▶ **Instruction 1**
Using the article on Panamanian food, answer these:
(a) What two foods did Villaverde's grandmother cook that were served at the family restaurant?
(b) What does "¡Cuidado!" mean in English?
(c) On the edge of which ocean does Mercado de Mariscos sit?
▶ **Instruction 2**
Why does Isaac Villaverde call Panama City "a very Caribbean city"? Answer from the article on Panamanian food in one to three sentences.
▶ **Instruction 3**
Continue the article on Panamanian food from its last paragraph.

▶ **Supplied text**

_ _ _ _ _ _ _

In Partnership with Promtur Panama
April 2026
From Panama City’s bustling food scene to the coastal rhythms of Colon and Portobelo, chef Isaac Villaverde explores the Afro‑Panamanian flavors that define the country’s contemporary cuisine.
Panama’s food tells the story of movement: people crossing oceans, ingredients travelling across borders, and traditions settling into something distinctively Panamanian. In Panama City, that story comes into focus fast.
“It’s a very Caribbean city,” says local chef Isaac Villaverde. You hear it in the music, he says, and taste it in dishes shaped by Afro-Panamanian tradition, Caribbean seafood, and West Indian spices.
Beyond the capital, the country’s flavors shift again in the highlands, on the islands, and along the Caribbean coast. Each region puts a slightly different spin on Panamanian cuisine, contributing to the country’s always-evolving food scene.

Big flavor in the city
Since founding La Tapa del Coco, Villaverde has continued to promote and share Afro-Panamanian traditions, culinary and otherwise. He grew up working in his family’s restaurant in Panama City, serving the food his grandmother cooked: fried fish and twice-fried smashed green plantains known as patacones. When the restaurant closed at midnight, he would go home and nap before waking up at four in the morning to go to the Mercado de Mariscos (fish market) with his father.
Mercado de Mariscos sits on the edge of the Pacific. While there, expect to smell salt on the ocean breeze and hear porters shouting “¡Cuidado!”—Spanish for “watch out”—as they push hauls of snapper from boats to ice-filled tables.

_ _ _ _ _ _ _

▶ **Given information**
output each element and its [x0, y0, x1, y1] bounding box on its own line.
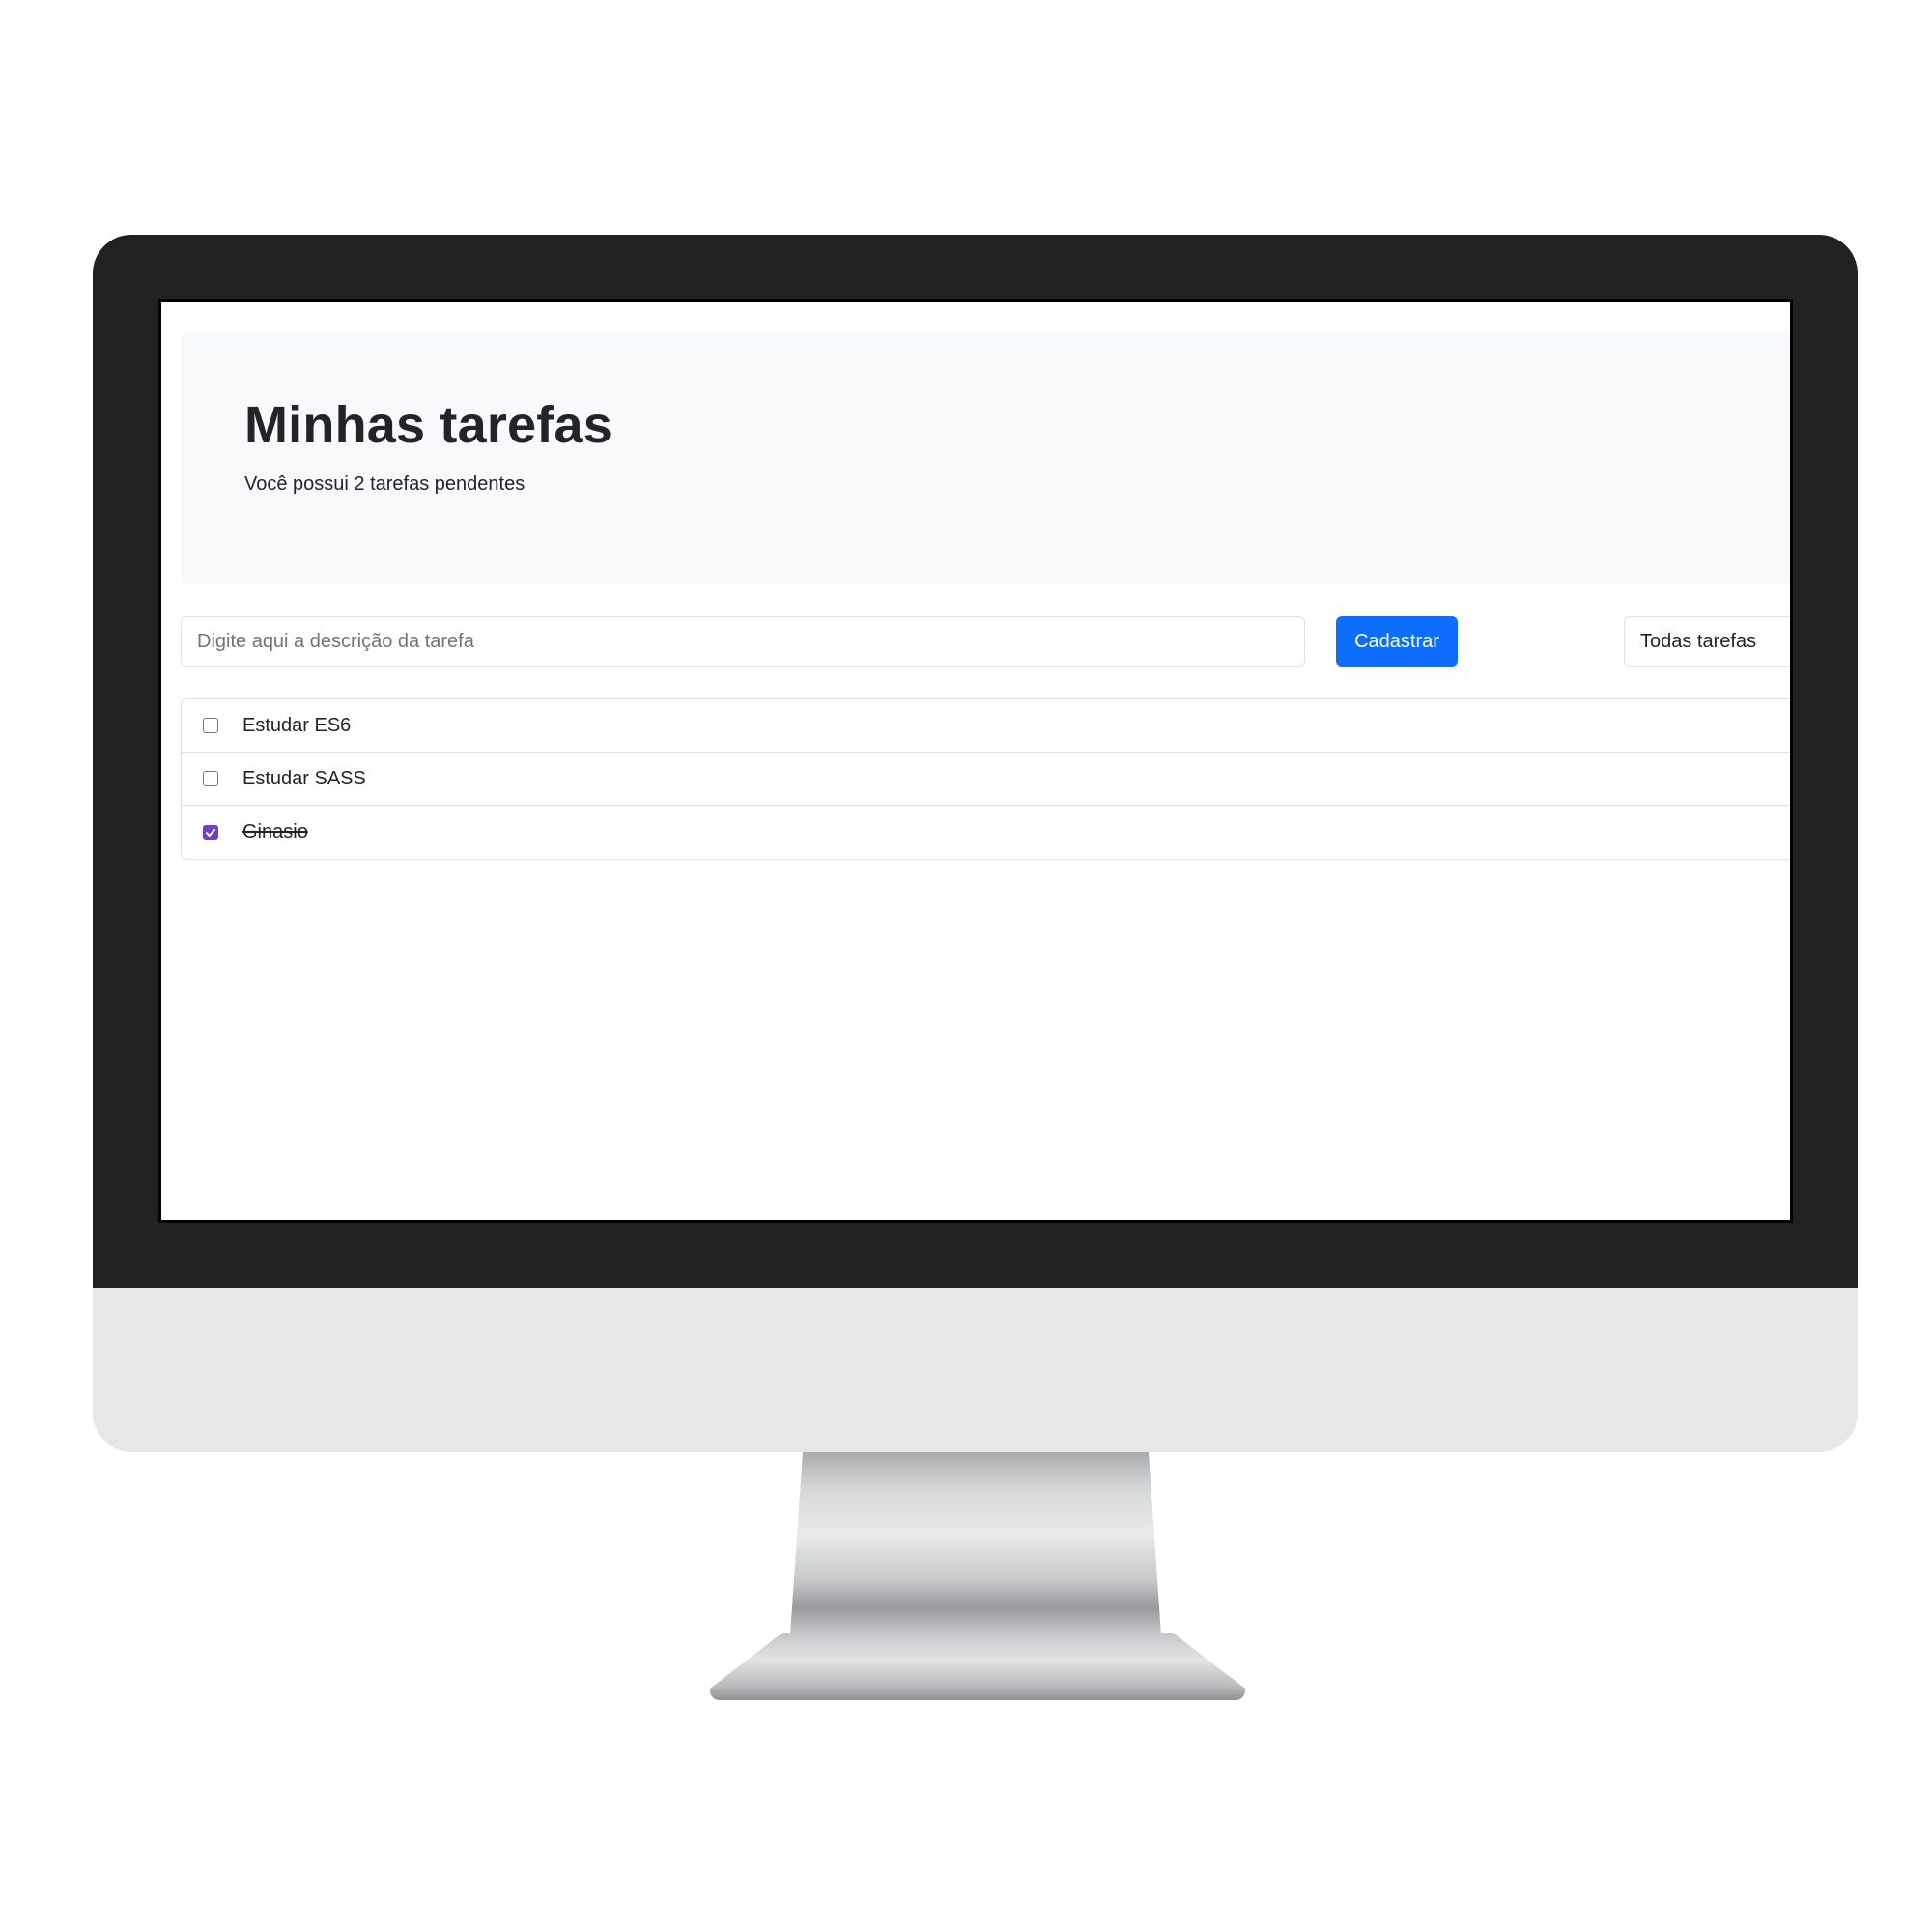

_ _ _ _ _ _ _

▶ **Task output 1**
(a) Fried fish and patacones, which are twice-fried smashed green plantains.
(b) "Watch out."
(c) The Pacific.

▶ **Task output 2**
He says the Caribbean character can be heard in the city's music. It can also be tasted in dishes shaped by Afro-Panamanian tradition, Caribbean seafood, and West Indian spices.

▶ **Task output 3**
“We have some of the best tuna in the world,” Villaverde says, adding sea bass, red snapper, mahi mahi, and swordfish to the list of fresh catches often found on the table. One of his favorite preparations in Panama is whole fried fish marinated in what he calls the holy trinity of Panamanian cuisine: parsley, spring onion, and culantro, the jagged-edged relative of cilantro.
Outside the market itself, vendors sell Panamanian-style ceviche in plastic cups filled with ice-cold chunks of corvina. Vendors marinate the fish overnight—longer than in other versions of the dish in the region—and “cook” it in lime juice.
Around the market, you might spot small, sweet Caribbean lobsters sloshing around in buckets that are destined for lunch plates in nearby Casco Antiguo. The historic neighborhood offers a sharp contrast to the market’s bustle: sleek restaurants spill into cobblestone streets lined with palm trees and bougainvillea, while rooftop bars offer bird’s-eye views over plazas and churches. In the old quarter, the flavors found at the market—ceviche, whole fish, fried plantains, and other familiar staples—reappear in both family-run fondas serving classic dishes, and in chef-driven restaurants creating new interpretations.

Dancers don polleras while on the balconies of Casco Antiguo.

Citrusy fresh seafood crowned with golden fritters and bright herbs.
The architecture mixes Spanish, French, and early American styles, with grand balconies and lush plants that bring the nearby jungle into the city.
To explore the breadth of Panama City’s food culture in one area, Villaverde recommends heading to San Francisco. The neighborhood is dense with restaurants that cover the range of Panama City’s many influences from Italian, Chinese, Spanish, Peruvian, Greek, and Afro-Caribbean communities.
That range also reaches Panama City’s most polished dining rooms. In the capital’s chef-driven restaurants, local seafood, tropical produce, and the country’s layered cultural influences are reworked without losing sight of the flavors that define Panamanian cooking. Restaurants like Maito, which ranked No. 18 on Latin America’s 50 Best Restaurants 2025, have helped position the city as a place where a market fish lunch and a serious multi-course dinner can feel part of the same story. Other notable tables, including Caleta, UMI, Cantina del Tigre and Fonda Lo Que Hay, have upscale ceviche-driven menus and contemporary takes on the traditional fonda format.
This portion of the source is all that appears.